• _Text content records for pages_
+++
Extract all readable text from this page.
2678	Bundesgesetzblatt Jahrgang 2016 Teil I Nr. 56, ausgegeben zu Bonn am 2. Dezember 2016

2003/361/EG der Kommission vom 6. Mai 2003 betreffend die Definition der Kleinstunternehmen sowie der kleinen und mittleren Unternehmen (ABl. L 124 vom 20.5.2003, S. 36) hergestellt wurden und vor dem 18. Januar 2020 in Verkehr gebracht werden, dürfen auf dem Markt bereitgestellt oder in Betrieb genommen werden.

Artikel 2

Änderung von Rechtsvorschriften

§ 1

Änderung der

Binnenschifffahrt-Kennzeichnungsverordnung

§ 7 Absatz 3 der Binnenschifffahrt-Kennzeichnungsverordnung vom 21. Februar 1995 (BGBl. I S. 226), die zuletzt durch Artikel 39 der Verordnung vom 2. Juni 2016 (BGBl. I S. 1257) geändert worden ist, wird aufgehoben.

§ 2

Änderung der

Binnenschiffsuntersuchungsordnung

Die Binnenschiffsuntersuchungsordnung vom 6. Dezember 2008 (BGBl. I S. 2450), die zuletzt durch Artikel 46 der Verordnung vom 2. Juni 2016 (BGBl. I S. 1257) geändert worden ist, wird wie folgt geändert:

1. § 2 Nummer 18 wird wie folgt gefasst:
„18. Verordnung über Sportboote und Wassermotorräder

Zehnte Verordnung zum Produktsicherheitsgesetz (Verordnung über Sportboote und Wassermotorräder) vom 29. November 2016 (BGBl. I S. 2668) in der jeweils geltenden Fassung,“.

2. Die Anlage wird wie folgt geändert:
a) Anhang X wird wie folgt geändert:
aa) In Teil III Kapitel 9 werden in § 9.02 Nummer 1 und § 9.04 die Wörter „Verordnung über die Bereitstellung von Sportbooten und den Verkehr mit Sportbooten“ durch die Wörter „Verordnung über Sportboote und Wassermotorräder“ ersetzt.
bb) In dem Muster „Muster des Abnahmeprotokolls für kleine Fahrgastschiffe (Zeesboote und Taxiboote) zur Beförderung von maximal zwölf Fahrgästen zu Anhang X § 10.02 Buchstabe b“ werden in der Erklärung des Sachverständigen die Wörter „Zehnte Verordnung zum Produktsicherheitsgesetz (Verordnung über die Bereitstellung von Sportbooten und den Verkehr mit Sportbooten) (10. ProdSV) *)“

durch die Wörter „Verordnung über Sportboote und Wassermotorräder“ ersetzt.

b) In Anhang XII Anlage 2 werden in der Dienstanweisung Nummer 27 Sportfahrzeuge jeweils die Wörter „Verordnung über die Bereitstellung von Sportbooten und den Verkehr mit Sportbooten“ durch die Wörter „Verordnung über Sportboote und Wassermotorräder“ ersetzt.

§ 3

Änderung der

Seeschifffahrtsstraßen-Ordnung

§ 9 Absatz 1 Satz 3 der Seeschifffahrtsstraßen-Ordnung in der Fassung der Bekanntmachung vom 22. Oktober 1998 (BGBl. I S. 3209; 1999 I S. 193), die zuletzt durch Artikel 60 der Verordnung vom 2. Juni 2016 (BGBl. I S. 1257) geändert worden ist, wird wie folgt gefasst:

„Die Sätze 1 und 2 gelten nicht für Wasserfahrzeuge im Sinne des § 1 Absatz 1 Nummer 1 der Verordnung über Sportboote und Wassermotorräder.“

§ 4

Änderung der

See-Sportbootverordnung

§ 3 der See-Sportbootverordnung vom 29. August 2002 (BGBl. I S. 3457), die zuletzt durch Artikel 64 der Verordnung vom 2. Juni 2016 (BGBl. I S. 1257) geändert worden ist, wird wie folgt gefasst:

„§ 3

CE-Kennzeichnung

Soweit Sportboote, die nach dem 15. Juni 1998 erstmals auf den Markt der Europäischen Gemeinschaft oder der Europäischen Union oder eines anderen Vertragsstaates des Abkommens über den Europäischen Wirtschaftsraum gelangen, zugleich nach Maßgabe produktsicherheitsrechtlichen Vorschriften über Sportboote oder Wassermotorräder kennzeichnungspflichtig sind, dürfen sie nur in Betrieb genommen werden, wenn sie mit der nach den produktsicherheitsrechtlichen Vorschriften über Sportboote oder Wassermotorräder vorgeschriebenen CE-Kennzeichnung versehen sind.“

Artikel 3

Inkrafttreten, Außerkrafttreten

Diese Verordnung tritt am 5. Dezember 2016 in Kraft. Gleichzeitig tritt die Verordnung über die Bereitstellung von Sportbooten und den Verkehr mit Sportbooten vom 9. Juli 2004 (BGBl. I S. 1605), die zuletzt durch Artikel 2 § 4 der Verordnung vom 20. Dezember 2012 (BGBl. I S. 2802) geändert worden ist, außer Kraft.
+++
Each of the records above is to be reproduced word for word.

• _RESULT OF THIS TASK_
Extract all readable text from this page.
2678	Bundesgesetzblatt Jahrgang 2016 Teil I Nr. 56, ausgegeben zu Bonn am 2. Dezember 2016

2003/361/EG der Kommission vom 6. Mai 2003 betreffend die Definition der Kleinstunternehmen sowie der kleinen und mittleren Unternehmen (ABl. L 124 vom 20.5.2003, S. 36) hergestellt wurden und vor dem 18. Januar 2020 in Verkehr gebracht werden, dürfen auf dem Markt bereitgestellt oder in Betrieb genommen werden.

Artikel 2

Änderung von Rechtsvorschriften

§ 1

Änderung der

Binnenschifffahrt-Kennzeichnungsverordnung

§ 7 Absatz 3 der Binnenschifffahrt-Kennzeichnungsverordnung vom 21. Februar 1995 (BGBl. I S. 226), die zuletzt durch Artikel 39 der Verordnung vom 2. Juni 2016 (BGBl. I S. 1257) geändert worden ist, wird aufgehoben.

§ 2

Änderung der

Binnenschiffsuntersuchungsordnung

Die Binnenschiffsuntersuchungsordnung vom 6. Dezember 2008 (BGBl. I S. 2450), die zuletzt durch Artikel 46 der Verordnung vom 2. Juni 2016 (BGBl. I S. 1257) geändert worden ist, wird wie folgt geändert:

1. § 2 Nummer 18 wird wie folgt gefasst:
„18. Verordnung über Sportboote und Wassermotorräder

Zehnte Verordnung zum Produktsicherheitsgesetz (Verordnung über Sportboote und Wassermotorräder) vom 29. November 2016 (BGBl. I S. 2668) in der jeweils geltenden Fassung,“.

2. Die Anlage wird wie folgt geändert:
a) Anhang X wird wie folgt geändert:
aa) In Teil III Kapitel 9 werden in § 9.02 Nummer 1 und § 9.04 die Wörter „Verordnung über die Bereitstellung von Sportbooten und den Verkehr mit Sportbooten“ durch die Wörter „Verordnung über Sportboote und Wassermotorräder“ ersetzt.
bb) In dem Muster „Muster des Abnahmeprotokolls für kleine Fahrgastschiffe (Zeesboote und Taxiboote) zur Beförderung von maximal zwölf Fahrgästen zu Anhang X § 10.02 Buchstabe b“ werden in der Erklärung des Sachverständigen die Wörter „Zehnte Verordnung zum Produktsicherheitsgesetz (Verordnung über die Bereitstellung von Sportbooten und den Verkehr mit Sportbooten) (10. ProdSV) *)“

durch die Wörter „Verordnung über Sportboote und Wassermotorräder“ ersetzt.

b) In Anhang XII Anlage 2 werden in der Dienstanweisung Nummer 27 Sportfahrzeuge jeweils die Wörter „Verordnung über die Bereitstellung von Sportbooten und den Verkehr mit Sportbooten“ durch die Wörter „Verordnung über Sportboote und Wassermotorräder“ ersetzt.

§ 3

Änderung der

Seeschifffahrtsstraßen-Ordnung

§ 9 Absatz 1 Satz 3 der Seeschifffahrtsstraßen-Ordnung in der Fassung der Bekanntmachung vom 22. Oktober 1998 (BGBl. I S. 3209; 1999 I S. 193), die zuletzt durch Artikel 60 der Verordnung vom 2. Juni 2016 (BGBl. I S. 1257) geändert worden ist, wird wie folgt gefasst:

„Die Sätze 1 und 2 gelten nicht für Wasserfahrzeuge im Sinne des § 1 Absatz 1 Nummer 1 der Verordnung über Sportboote und Wassermotorräder.“

§ 4

Änderung der

See-Sportbootverordnung

§ 3 der See-Sportbootverordnung vom 29. August 2002 (BGBl. I S. 3457), die zuletzt durch Artikel 64 der Verordnung vom 2. Juni 2016 (BGBl. I S. 1257) geändert worden ist, wird wie folgt gefasst:

„§ 3

CE-Kennzeichnung

Soweit Sportboote, die nach dem 15. Juni 1998 erstmals auf den Markt der Europäischen Gemeinschaft oder der Europäischen Union oder eines anderen Vertragsstaates des Abkommens über den Europäischen Wirtschaftsraum gelangen, zugleich nach Maßgabe produktsicherheitsrechtlichen Vorschriften über Sportboote oder Wassermotorräder kennzeichnungspflichtig sind, dürfen sie nur in Betrieb genommen werden, wenn sie mit der nach den produktsicherheitsrechtlichen Vorschriften über Sportboote oder Wassermotorräder vorgeschriebenen CE-Kennzeichnung versehen sind.“

Artikel 3

Inkrafttreten, Außerkrafttreten

Diese Verordnung tritt am 5. Dezember 2016 in Kraft. Gleichzeitig tritt die Verordnung über die Bereitstellung von Sportbooten und den Verkehr mit Sportbooten vom 9. Juli 2004 (BGBl. I S. 1605), die zuletzt durch Artikel 2 § 4 der Verordnung vom 20. Dezember 2012 (BGBl. I S. 2802) geändert worden ist, außer Kraft.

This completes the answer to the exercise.